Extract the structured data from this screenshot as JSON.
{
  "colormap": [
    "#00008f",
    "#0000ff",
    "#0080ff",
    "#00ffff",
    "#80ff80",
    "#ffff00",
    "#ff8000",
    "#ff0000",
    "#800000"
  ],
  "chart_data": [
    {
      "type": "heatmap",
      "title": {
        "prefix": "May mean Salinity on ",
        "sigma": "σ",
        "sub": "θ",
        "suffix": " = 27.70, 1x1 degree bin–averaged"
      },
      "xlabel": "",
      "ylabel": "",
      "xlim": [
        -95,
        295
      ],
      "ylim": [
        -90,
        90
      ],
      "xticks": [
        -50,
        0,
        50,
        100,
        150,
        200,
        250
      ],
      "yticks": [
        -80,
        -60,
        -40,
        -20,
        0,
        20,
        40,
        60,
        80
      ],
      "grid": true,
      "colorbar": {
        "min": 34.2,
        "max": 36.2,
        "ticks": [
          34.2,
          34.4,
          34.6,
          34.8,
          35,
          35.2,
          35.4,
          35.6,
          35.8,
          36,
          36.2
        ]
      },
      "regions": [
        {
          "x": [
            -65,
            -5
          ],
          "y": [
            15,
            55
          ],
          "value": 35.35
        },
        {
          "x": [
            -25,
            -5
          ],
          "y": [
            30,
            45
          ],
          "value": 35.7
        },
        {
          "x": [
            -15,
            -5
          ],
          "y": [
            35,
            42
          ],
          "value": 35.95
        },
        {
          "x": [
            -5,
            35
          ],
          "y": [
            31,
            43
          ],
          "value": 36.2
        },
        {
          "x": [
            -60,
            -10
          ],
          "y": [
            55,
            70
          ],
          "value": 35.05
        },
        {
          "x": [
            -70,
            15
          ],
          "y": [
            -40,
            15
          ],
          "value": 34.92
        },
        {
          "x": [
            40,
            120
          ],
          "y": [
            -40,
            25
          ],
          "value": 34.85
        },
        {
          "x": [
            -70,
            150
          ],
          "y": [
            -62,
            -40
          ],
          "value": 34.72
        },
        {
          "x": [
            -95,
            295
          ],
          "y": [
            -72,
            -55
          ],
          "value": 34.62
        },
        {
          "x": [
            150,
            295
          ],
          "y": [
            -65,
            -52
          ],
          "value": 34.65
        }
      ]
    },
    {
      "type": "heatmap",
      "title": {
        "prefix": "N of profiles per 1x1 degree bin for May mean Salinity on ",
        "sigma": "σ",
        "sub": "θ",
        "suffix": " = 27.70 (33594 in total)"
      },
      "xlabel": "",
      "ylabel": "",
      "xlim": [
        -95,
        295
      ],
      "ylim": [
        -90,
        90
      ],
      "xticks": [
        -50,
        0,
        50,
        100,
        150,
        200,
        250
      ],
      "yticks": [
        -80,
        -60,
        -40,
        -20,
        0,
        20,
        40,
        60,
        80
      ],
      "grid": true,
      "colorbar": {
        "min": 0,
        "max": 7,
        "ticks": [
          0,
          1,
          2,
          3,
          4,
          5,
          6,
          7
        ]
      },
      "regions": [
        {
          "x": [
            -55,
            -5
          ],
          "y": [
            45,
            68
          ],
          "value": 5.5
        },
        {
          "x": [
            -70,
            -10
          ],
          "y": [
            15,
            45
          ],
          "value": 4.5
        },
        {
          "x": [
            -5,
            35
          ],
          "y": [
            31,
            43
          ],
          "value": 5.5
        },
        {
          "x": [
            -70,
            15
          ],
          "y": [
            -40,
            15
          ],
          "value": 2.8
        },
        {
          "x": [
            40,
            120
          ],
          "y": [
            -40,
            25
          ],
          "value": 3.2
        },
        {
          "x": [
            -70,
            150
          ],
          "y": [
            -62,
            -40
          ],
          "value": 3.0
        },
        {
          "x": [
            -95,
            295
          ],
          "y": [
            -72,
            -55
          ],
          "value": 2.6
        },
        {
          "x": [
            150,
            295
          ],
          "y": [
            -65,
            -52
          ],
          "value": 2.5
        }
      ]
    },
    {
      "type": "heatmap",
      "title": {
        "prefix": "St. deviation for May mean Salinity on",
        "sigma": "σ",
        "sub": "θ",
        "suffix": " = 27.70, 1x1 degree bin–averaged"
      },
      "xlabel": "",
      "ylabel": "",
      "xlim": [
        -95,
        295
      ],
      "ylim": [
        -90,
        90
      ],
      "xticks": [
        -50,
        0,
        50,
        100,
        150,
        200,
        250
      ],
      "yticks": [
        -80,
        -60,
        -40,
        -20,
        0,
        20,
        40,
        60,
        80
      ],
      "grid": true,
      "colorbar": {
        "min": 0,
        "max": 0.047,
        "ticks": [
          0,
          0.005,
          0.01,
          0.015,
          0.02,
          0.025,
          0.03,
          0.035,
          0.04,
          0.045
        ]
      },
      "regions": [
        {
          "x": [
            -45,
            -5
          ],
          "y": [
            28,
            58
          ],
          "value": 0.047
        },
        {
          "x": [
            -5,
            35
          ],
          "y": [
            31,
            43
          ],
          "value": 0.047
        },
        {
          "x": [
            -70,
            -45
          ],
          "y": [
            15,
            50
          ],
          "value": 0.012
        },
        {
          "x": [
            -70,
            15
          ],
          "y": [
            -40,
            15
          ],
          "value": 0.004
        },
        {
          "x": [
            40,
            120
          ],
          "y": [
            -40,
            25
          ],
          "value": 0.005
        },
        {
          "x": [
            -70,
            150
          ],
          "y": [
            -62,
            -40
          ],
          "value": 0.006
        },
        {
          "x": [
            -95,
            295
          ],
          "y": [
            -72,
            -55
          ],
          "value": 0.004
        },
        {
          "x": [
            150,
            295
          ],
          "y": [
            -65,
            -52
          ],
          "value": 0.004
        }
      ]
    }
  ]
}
————
EXERCISE AIM: Quote the data in full, keeping each word unchanged.

RESULT OF THE TASK:
Extract the structured data from this screenshot as JSON.
{
  "colormap": [
    "#00008f",
    "#0000ff",
    "#0080ff",
    "#00ffff",
    "#80ff80",
    "#ffff00",
    "#ff8000",
    "#ff0000",
    "#800000"
  ],
  "chart_data": [
    {
      "type": "heatmap",
      "title": {
        "prefix": "May mean Salinity on ",
        "sigma": "σ",
        "sub": "θ",
        "suffix": " = 27.70, 1x1 degree bin–averaged"
      },
      "xlabel": "",
      "ylabel": "",
      "xlim": [
        -95,
        295
      ],
      "ylim": [
        -90,
        90
      ],
      "xticks": [
        -50,
        0,
        50,
        100,
        150,
        200,
        250
      ],
      "yticks": [
        -80,
        -60,
        -40,
        -20,
        0,
        20,
        40,
        60,
        80
      ],
      "grid": true,
      "colorbar": {
        "min": 34.2,
        "max": 36.2,
        "ticks": [
          34.2,
          34.4,
          34.6,
          34.8,
          35,
          35.2,
          35.4,
          35.6,
          35.8,
          36,
          36.2
        ]
      },
      "regions": [
        {
          "x": [
            -65,
            -5
          ],
          "y": [
            15,
            55
          ],
          "value": 35.35
        },
        {
          "x": [
            -25,
            -5
          ],
          "y": [
            30,
            45
          ],
          "value": 35.7
        },
        {
          "x": [
            -15,
            -5
          ],
          "y": [
            35,
            42
          ],
          "value": 35.95
        },
        {
          "x": [
            -5,
            35
          ],
          "y": [
            31,
            43
          ],
          "value": 36.2
        },
        {
          "x": [
            -60,
            -10
          ],
          "y": [
            55,
            70
          ],
          "value": 35.05
        },
        {
          "x": [
            -70,
            15
          ],
          "y": [
            -40,
            15
          ],
          "value": 34.92
        },
        {
          "x": [
            40,
            120
          ],
          "y": [
            -40,
            25
          ],
          "value": 34.85
        },
        {
          "x": [
            -70,
            150
          ],
          "y": [
            -62,
            -40
          ],
          "value": 34.72
        },
        {
          "x": [
            -95,
            295
          ],
          "y": [
            -72,
            -55
          ],
          "value": 34.62
        },
        {
          "x": [
            150,
            295
          ],
          "y": [
            -65,
            -52
          ],
          "value": 34.65
        }
      ]
    },
    {
      "type": "heatmap",
      "title": {
        "prefix": "N of profiles per 1x1 degree bin for May mean Salinity on ",
        "sigma": "σ",
        "sub": "θ",
        "suffix": " = 27.70 (33594 in total)"
      },
      "xlabel": "",
      "ylabel": "",
      "xlim": [
        -95,
        295
      ],
      "ylim": [
        -90,
        90
      ],
      "xticks": [
        -50,
        0,
        50,
        100,
        150,
        200,
        250
      ],
      "yticks": [
        -80,
        -60,
        -40,
        -20,
        0,
        20,
        40,
        60,
        80
      ],
      "grid": true,
      "colorbar": {
        "min": 0,
        "max": 7,
        "ticks": [
          0,
          1,
          2,
          3,
          4,
          5,
          6,
          7
        ]
      },
      "regions": [
        {
          "x": [
            -55,
            -5
          ],
          "y": [
            45,
            68
          ],
          "value": 5.5
        },
        {
          "x": [
            -70,
            -10
          ],
          "y": [
            15,
            45
          ],
          "value": 4.5
        },
        {
          "x": [
            -5,
            35
          ],
          "y": [
            31,
            43
          ],
          "value": 5.5
        },
        {
          "x": [
            -70,
            15
          ],
          "y": [
            -40,
            15
          ],
          "value": 2.8
        },
        {
          "x": [
            40,
            120
          ],
          "y": [
            -40,
            25
          ],
          "value": 3.2
        },
        {
          "x": [
            -70,
            150
          ],
          "y": [
            -62,
            -40
          ],
          "value": 3.0
        },
        {
          "x": [
            -95,
            295
          ],
          "y": [
            -72,
            -55
          ],
          "value": 2.6
        },
        {
          "x": [
            150,
            295
          ],
          "y": [
            -65,
            -52
          ],
          "value": 2.5
        }
      ]
    },
    {
      "type": "heatmap",
      "title": {
        "prefix": "St. deviation for May mean Salinity on",
        "sigma": "σ",
        "sub": "θ",
        "suffix": " = 27.70, 1x1 degree bin–averaged"
      },
      "xlabel": "",
      "ylabel": "",
      "xlim": [
        -95,
        295
      ],
      "ylim": [
        -90,
        90
      ],
      "xticks": [
        -50,
        0,
        50,
        100,
        150,
        200,
        250
      ],
      "yticks": [
        -80,
        -60,
        -40,
        -20,
        0,
        20,
        40,
        60,
        80
      ],
      "grid": true,
      "colorbar": {
        "min": 0,
        "max": 0.047,
        "ticks": [
          0,
          0.005,
          0.01,
          0.015,
          0.02,
          0.025,
          0.03,
          0.035,
          0.04,
          0.045
        ]
      },
      "regions": [
        {
          "x": [
            -45,
            -5
          ],
          "y": [
            28,
            58
          ],
          "value": 0.047
        },
        {
          "x": [
            -5,
            35
          ],
          "y": [
            31,
            43
          ],
          "value": 0.047
        },
        {
          "x": [
            -70,
            -45
          ],
          "y": [
            15,
            50
          ],
          "value": 0.012
        },
        {
          "x": [
            -70,
            15
          ],
          "y": [
            -40,
            15
          ],
          "value": 0.004
        },
        {
          "x": [
            40,
            120
          ],
          "y": [
            -40,
            25
          ],
          "value": 0.005
        },
        {
          "x": [
            -70,
            150
          ],
          "y": [
            -62,
            -40
          ],
          "value": 0.006
        },
        {
          "x": [
            -95,
            295
          ],
          "y": [
            -72,
            -55
          ],
          "value": 0.004
        },
        {
          "x": [
            150,
            295
          ],
          "y": [
            -65,
            -52
          ],
          "value": 0.004
        }
      ]
    }
  ]
}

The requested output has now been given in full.